▶ **Problem statement**
Read the data and repeat all of it exactly.

▶ **Provided records**
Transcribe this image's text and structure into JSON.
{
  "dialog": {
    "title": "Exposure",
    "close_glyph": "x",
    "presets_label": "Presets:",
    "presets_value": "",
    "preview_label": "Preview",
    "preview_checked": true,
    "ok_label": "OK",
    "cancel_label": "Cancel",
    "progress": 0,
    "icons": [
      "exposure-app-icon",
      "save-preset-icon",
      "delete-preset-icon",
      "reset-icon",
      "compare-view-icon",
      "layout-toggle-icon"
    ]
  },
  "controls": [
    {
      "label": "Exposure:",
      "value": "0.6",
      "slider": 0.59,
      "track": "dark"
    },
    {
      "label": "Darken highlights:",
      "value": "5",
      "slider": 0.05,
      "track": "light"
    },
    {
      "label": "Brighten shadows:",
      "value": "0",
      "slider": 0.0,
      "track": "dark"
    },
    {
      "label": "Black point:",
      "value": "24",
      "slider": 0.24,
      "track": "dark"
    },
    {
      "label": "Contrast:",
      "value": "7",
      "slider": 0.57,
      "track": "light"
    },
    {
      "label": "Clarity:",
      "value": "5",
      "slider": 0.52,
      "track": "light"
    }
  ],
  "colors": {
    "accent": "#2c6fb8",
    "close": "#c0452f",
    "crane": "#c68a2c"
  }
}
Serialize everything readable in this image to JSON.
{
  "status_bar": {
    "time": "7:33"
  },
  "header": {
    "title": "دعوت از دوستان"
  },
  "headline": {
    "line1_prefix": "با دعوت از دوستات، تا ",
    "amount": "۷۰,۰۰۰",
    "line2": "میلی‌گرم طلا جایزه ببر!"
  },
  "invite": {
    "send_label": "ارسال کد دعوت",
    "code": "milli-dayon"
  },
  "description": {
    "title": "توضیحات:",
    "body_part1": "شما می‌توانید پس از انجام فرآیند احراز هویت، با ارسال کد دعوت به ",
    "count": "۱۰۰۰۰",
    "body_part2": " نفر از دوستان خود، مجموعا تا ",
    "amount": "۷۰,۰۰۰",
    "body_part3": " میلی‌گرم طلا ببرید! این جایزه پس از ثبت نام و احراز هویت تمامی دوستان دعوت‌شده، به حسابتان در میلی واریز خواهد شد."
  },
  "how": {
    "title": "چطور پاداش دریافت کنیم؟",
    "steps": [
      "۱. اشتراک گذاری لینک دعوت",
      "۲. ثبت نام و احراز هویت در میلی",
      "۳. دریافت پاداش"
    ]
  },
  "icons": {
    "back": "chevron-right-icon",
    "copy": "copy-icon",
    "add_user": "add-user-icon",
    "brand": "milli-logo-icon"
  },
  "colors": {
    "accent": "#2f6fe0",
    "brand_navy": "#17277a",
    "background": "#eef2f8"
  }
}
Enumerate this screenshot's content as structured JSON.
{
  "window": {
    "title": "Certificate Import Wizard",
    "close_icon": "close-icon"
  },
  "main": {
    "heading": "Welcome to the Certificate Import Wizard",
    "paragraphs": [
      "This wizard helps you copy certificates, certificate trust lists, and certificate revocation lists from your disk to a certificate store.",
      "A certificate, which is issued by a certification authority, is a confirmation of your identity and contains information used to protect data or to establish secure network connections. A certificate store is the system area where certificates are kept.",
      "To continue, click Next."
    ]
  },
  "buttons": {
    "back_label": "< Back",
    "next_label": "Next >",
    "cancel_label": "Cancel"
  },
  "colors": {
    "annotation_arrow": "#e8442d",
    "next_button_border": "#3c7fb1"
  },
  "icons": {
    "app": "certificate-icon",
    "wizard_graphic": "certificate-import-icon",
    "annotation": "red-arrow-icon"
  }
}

▶ **Expected answer**
Transcribe this image's text and structure into JSON.
{
  "dialog": {
    "title": "Exposure",
    "close_glyph": "x",
    "presets_label": "Presets:",
    "presets_value": "",
    "preview_label": "Preview",
    "preview_checked": true,
    "ok_label": "OK",
    "cancel_label": "Cancel",
    "progress": 0,
    "icons": [
      "exposure-app-icon",
      "save-preset-icon",
      "delete-preset-icon",
      "reset-icon",
      "compare-view-icon",
      "layout-toggle-icon"
    ]
  },
  "controls": [
    {
      "label": "Exposure:",
      "value": "0.6",
      "slider": 0.59,
      "track": "dark"
    },
    {
      "label": "Darken highlights:",
      "value": "5",
      "slider": 0.05,
      "track": "light"
    },
    {
      "label": "Brighten shadows:",
      "value": "0",
      "slider": 0.0,
      "track": "dark"
    },
    {
      "label": "Black point:",
      "value": "24",
      "slider": 0.24,
      "track": "dark"
    },
    {
      "label": "Contrast:",
      "value": "7",
      "slider": 0.57,
      "track": "light"
    },
    {
      "label": "Clarity:",
      "value": "5",
      "slider": 0.52,
      "track": "light"
    }
  ],
  "colors": {
    "accent": "#2c6fb8",
    "close": "#c0452f",
    "crane": "#c68a2c"
  }
}
Serialize everything readable in this image to JSON.
{
  "status_bar": {
    "time": "7:33"
  },
  "header": {
    "title": "دعوت از دوستان"
  },
  "headline": {
    "line1_prefix": "با دعوت از دوستات، تا ",
    "amount": "۷۰,۰۰۰",
    "line2": "میلی‌گرم طلا جایزه ببر!"
  },
  "invite": {
    "send_label": "ارسال کد دعوت",
    "code": "milli-dayon"
  },
  "description": {
    "title": "توضیحات:",
    "body_part1": "شما می‌توانید پس از انجام فرآیند احراز هویت، با ارسال کد دعوت به ",
    "count": "۱۰۰۰۰",
    "body_part2": " نفر از دوستان خود، مجموعا تا ",
    "amount": "۷۰,۰۰۰",
    "body_part3": " میلی‌گرم طلا ببرید! این جایزه پس از ثبت نام و احراز هویت تمامی دوستان دعوت‌شده، به حسابتان در میلی واریز خواهد شد."
  },
  "how": {
    "title": "چطور پاداش دریافت کنیم؟",
    "steps": [
      "۱. اشتراک گذاری لینک دعوت",
      "۲. ثبت نام و احراز هویت در میلی",
      "۳. دریافت پاداش"
    ]
  },
  "icons": {
    "back": "chevron-right-icon",
    "copy": "copy-icon",
    "add_user": "add-user-icon",
    "brand": "milli-logo-icon"
  },
  "colors": {
    "accent": "#2f6fe0",
    "brand_navy": "#17277a",
    "background": "#eef2f8"
  }
}
Enumerate this screenshot's content as structured JSON.
{
  "window": {
    "title": "Certificate Import Wizard",
    "close_icon": "close-icon"
  },
  "main": {
    "heading": "Welcome to the Certificate Import Wizard",
    "paragraphs": [
      "This wizard helps you copy certificates, certificate trust lists, and certificate revocation lists from your disk to a certificate store.",
      "A certificate, which is issued by a certification authority, is a confirmation of your identity and contains information used to protect data or to establish secure network connections. A certificate store is the system area where certificates are kept.",
      "To continue, click Next."
    ]
  },
  "buttons": {
    "back_label": "< Back",
    "next_label": "Next >",
    "cancel_label": "Cancel"
  },
  "colors": {
    "annotation_arrow": "#e8442d",
    "next_button_border": "#3c7fb1"
  },
  "icons": {
    "app": "certificate-icon",
    "wizard_graphic": "certificate-import-icon",
    "annotation": "red-arrow-icon"
  }
}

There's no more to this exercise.